##### MATERIAL FOR THIS EXERCISE #####
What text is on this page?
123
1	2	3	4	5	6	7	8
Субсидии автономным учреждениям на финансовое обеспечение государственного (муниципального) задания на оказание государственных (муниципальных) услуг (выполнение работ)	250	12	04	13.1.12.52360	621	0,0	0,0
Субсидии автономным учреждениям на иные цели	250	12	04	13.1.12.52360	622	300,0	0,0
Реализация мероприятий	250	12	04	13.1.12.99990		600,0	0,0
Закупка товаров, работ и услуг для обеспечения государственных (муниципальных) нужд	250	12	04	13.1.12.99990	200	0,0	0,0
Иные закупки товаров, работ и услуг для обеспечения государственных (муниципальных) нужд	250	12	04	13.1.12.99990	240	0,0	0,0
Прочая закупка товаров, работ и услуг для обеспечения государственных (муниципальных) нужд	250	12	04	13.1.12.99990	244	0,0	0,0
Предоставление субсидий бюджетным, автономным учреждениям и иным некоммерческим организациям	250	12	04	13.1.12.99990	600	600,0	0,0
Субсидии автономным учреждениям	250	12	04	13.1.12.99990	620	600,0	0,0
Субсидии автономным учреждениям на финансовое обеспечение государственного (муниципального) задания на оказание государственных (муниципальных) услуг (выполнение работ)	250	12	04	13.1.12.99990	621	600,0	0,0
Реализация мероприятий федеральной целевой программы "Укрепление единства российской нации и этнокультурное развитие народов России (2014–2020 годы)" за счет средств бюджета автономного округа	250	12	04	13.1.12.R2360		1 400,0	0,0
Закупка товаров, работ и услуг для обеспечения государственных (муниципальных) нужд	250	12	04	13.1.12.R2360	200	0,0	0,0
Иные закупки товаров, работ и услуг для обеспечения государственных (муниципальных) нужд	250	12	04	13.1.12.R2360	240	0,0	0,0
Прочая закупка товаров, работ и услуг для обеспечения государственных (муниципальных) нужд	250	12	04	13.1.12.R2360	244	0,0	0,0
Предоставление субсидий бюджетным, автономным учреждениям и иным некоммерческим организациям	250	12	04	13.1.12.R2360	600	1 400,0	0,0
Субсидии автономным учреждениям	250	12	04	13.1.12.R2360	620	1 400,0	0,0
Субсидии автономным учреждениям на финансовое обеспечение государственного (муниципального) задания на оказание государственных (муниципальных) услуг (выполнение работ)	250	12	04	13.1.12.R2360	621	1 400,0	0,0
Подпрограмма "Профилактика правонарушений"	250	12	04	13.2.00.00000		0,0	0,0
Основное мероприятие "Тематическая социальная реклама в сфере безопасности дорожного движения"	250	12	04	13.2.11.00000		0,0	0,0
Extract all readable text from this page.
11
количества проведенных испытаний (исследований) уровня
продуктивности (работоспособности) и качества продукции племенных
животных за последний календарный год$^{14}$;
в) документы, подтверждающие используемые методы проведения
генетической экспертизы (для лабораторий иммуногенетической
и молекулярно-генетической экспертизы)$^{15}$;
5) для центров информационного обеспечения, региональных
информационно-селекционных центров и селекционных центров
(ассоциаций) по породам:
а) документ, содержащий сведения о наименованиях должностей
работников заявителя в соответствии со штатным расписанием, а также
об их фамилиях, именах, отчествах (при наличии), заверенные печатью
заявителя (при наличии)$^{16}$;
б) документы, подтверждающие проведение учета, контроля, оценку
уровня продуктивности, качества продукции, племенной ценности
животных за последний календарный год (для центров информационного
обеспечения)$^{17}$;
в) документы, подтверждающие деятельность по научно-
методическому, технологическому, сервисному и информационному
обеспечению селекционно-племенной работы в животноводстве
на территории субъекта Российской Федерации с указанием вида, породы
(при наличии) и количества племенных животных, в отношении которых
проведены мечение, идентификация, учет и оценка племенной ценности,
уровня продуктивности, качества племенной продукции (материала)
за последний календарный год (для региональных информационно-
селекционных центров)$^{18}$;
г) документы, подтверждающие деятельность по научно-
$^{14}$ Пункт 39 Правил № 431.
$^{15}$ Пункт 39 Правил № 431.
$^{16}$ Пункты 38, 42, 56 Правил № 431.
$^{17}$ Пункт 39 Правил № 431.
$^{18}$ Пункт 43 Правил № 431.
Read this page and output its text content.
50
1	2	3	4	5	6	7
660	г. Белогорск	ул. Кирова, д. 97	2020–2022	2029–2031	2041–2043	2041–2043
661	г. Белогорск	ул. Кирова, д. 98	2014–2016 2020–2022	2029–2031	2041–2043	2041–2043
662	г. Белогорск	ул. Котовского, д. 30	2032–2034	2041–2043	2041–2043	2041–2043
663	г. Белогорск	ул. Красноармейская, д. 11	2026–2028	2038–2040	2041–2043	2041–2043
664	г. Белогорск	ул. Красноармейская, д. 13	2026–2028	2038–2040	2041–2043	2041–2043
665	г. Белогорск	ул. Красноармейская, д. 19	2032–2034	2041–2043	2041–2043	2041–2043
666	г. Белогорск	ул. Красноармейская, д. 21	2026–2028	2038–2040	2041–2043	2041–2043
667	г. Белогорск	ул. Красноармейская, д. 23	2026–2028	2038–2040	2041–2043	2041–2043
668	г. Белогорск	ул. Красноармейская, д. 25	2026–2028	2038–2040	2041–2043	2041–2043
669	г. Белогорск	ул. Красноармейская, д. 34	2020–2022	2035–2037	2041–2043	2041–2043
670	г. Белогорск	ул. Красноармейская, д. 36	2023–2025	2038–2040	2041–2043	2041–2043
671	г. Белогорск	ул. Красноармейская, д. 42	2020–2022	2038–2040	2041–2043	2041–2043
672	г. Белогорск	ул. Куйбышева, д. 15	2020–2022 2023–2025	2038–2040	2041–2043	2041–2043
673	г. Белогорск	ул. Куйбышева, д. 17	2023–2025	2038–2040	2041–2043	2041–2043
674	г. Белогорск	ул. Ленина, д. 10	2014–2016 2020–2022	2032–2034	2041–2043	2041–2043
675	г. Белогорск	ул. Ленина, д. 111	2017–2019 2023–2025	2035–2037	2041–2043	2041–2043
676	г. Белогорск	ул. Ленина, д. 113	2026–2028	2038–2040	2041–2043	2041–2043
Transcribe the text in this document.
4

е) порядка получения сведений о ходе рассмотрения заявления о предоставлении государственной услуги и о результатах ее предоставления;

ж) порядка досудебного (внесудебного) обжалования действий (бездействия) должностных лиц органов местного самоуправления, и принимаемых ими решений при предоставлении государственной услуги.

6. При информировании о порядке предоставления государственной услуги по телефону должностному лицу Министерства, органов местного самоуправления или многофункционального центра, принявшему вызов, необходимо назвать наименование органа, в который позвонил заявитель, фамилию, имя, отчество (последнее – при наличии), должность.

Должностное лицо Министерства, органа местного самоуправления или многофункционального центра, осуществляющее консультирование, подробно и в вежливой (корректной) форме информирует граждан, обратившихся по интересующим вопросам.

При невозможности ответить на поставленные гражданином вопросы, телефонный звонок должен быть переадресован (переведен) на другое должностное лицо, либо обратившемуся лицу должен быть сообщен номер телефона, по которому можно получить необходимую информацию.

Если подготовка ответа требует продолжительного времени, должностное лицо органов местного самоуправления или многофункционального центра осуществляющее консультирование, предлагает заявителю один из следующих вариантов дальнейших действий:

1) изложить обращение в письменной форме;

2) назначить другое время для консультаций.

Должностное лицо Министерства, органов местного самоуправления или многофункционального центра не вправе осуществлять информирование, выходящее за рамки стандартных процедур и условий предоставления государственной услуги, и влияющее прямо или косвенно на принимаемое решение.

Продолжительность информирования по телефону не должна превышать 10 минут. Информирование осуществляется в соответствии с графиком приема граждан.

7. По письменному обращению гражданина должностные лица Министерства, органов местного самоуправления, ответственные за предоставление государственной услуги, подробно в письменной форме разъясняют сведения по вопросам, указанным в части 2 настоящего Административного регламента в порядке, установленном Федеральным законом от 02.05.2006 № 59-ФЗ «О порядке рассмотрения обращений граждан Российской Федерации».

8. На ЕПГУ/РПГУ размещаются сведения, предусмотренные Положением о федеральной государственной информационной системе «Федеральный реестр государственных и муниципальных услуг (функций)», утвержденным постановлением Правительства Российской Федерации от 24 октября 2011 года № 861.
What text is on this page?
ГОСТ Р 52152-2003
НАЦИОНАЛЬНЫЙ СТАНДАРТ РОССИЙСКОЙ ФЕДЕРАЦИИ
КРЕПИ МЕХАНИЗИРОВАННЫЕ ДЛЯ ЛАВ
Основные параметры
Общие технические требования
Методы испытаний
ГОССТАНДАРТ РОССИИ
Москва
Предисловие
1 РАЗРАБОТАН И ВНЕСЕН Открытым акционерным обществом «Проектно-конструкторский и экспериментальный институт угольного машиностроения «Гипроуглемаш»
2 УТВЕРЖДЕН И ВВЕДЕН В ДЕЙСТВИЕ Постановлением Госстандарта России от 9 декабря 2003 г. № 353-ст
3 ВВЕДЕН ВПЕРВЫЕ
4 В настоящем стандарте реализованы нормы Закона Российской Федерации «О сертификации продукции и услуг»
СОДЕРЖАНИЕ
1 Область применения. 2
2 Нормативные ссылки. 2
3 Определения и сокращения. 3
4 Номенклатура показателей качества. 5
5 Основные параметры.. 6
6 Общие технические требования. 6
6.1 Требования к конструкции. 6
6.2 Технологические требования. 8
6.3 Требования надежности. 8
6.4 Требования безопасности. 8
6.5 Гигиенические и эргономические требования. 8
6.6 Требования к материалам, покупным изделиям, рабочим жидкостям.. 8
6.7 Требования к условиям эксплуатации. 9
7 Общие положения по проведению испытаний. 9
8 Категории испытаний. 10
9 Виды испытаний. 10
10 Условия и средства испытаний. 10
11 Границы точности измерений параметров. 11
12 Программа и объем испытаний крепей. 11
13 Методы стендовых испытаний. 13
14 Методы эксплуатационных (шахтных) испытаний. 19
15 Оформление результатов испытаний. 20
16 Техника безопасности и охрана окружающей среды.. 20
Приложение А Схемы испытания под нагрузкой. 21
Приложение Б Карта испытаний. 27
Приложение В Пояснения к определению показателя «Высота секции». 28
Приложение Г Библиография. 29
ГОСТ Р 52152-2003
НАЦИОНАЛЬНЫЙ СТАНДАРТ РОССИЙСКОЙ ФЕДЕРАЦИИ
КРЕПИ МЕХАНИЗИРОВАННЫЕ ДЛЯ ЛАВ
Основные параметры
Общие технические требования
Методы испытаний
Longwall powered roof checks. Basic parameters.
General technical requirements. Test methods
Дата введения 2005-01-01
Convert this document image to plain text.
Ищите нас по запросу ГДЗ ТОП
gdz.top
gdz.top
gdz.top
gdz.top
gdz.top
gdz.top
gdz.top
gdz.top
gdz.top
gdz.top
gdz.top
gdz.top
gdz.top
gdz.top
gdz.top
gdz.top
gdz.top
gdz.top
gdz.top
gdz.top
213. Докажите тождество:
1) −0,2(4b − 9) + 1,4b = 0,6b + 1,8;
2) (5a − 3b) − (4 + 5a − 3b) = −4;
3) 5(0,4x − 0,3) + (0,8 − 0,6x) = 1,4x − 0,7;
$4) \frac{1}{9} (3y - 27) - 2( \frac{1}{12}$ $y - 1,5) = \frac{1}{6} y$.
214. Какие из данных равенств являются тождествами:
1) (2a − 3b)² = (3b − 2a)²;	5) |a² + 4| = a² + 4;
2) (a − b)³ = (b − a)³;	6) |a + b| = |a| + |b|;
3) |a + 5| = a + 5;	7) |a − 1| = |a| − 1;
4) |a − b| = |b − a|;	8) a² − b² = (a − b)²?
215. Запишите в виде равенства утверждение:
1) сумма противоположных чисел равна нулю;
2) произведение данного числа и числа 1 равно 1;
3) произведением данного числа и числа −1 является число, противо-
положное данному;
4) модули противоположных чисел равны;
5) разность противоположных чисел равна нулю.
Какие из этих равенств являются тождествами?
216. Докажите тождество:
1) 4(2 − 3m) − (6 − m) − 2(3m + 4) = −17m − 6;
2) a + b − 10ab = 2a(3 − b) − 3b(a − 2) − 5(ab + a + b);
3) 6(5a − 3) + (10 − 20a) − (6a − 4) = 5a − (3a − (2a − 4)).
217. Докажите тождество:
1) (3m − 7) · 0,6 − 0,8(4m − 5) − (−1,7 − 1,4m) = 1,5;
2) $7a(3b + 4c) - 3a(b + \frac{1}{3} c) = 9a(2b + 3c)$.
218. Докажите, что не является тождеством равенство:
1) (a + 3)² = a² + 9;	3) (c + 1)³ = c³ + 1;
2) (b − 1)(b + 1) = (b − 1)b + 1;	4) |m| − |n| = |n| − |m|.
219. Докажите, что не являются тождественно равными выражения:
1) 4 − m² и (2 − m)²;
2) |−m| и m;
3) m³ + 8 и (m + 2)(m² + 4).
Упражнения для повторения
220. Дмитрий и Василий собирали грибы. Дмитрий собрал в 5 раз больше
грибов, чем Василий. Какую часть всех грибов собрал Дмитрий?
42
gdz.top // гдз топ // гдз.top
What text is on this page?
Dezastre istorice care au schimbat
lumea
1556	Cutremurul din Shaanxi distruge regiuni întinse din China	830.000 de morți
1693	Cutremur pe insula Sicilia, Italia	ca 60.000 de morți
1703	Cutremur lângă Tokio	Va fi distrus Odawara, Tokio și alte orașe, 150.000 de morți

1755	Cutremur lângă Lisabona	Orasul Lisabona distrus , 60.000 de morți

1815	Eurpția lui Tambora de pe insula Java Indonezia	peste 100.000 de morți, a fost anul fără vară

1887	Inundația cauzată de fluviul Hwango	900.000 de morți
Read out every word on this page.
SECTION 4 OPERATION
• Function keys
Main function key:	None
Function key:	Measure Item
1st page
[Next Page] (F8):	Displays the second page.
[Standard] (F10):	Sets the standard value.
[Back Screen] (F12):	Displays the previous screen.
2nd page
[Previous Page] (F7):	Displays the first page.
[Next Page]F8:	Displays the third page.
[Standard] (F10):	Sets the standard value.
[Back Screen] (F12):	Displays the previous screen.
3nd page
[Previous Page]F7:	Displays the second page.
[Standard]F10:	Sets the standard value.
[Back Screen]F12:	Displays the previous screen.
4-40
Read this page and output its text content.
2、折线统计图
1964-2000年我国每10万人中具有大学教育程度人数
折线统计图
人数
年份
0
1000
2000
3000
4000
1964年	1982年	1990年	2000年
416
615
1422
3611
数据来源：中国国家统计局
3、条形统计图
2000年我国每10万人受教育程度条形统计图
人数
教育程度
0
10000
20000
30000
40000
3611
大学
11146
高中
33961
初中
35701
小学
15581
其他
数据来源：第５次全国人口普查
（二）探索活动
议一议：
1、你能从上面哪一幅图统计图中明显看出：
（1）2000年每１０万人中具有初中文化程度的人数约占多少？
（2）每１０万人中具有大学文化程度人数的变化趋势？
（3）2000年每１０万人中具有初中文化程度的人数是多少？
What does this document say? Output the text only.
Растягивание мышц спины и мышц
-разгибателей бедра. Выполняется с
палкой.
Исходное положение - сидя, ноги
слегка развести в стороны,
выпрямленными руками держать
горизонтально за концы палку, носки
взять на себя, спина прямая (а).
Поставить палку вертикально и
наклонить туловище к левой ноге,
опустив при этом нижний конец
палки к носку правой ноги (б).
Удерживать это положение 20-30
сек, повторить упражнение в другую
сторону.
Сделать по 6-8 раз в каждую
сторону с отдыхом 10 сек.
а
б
#####
» TASK INSTRUCTIONS
Find all lines with "продукции" in them and copy each one.

» EXERCISE OUTPUT
продуктивности (работоспособности) и качества продукции племенных
уровня продуктивности, качества продукции, племенной ценности
уровня продуктивности, качества племенной продукции (материала)
4 В настоящем стандарте реализованы нормы Закона Российской Федерации «О сертификации продукции и услуг»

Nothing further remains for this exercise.